_What this task involves:_ Omit the images, then print each record below exactly as it reads.

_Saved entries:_
_ _ _
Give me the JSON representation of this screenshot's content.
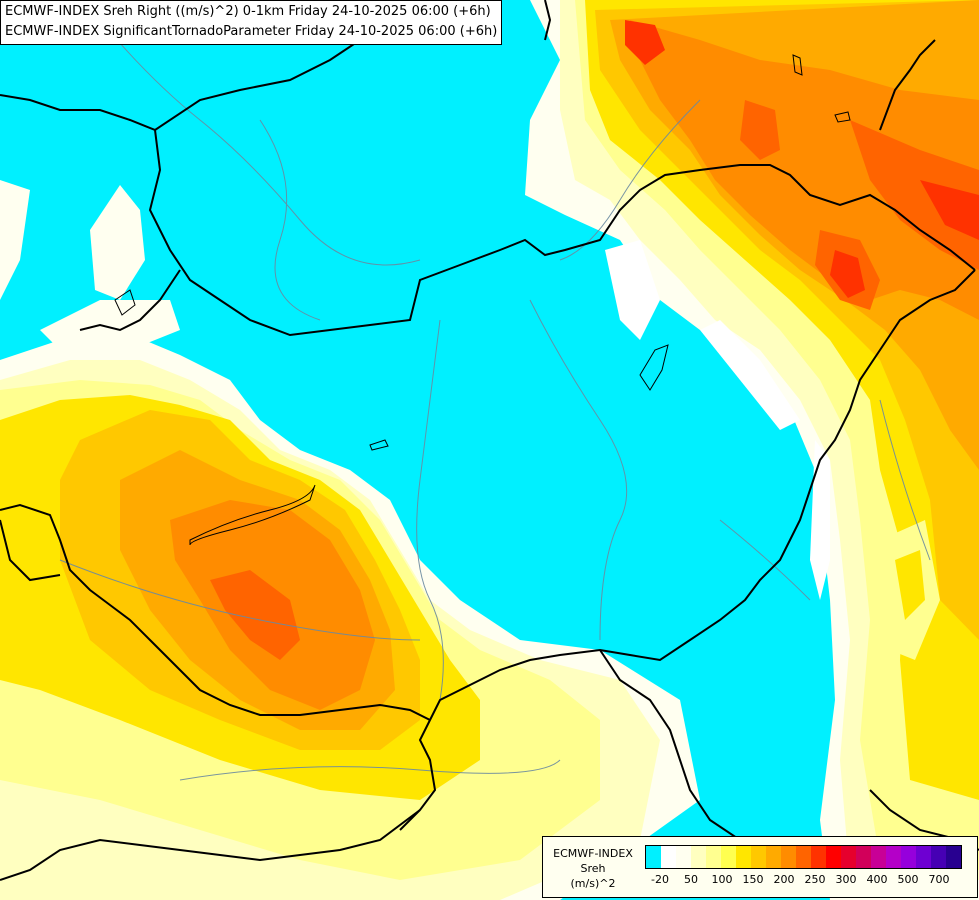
{
  "title": {
    "line1": "ECMWF-INDEX Sreh Right ((m/s)^2) 0-1km Friday 24-10-2025 06:00 (+6h)",
    "line2": "ECMWF-INDEX SignificantTornadoParameter Friday 24-10-2025 06:00 (+6h)"
  },
  "legend": {
    "line1": "ECMWF-INDEX",
    "line2": "Sreh",
    "line3": "(m/s)^2",
    "ticks": [
      "-20",
      "50",
      "100",
      "150",
      "200",
      "250",
      "300",
      "400",
      "500",
      "700"
    ],
    "colors": [
      "#00f0ff",
      "#ffffff",
      "#fffff0",
      "#ffffc0",
      "#ffff90",
      "#ffff50",
      "#ffe600",
      "#ffc800",
      "#ffaa00",
      "#ff8c00",
      "#ff6400",
      "#ff3200",
      "#ff0000",
      "#e6002d",
      "#d2005a",
      "#c80096",
      "#b400c8",
      "#9600dc",
      "#6e00d2",
      "#4600b4",
      "#280090"
    ]
  }
}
_ _ _
_Result for this task:_
Give me the JSON representation of this screenshot's content.
{
  "title": {
    "line1": "ECMWF-INDEX Sreh Right ((m/s)^2) 0-1km Friday 24-10-2025 06:00 (+6h)",
    "line2": "ECMWF-INDEX SignificantTornadoParameter Friday 24-10-2025 06:00 (+6h)"
  },
  "legend": {
    "line1": "ECMWF-INDEX",
    "line2": "Sreh",
    "line3": "(m/s)^2",
    "ticks": [
      "-20",
      "50",
      "100",
      "150",
      "200",
      "250",
      "300",
      "400",
      "500",
      "700"
    ],
    "colors": [
      "#00f0ff",
      "#ffffff",
      "#fffff0",
      "#ffffc0",
      "#ffff90",
      "#ffff50",
      "#ffe600",
      "#ffc800",
      "#ffaa00",
      "#ff8c00",
      "#ff6400",
      "#ff3200",
      "#ff0000",
      "#e6002d",
      "#d2005a",
      "#c80096",
      "#b400c8",
      "#9600dc",
      "#6e00d2",
      "#4600b4",
      "#280090"
    ]
  }
}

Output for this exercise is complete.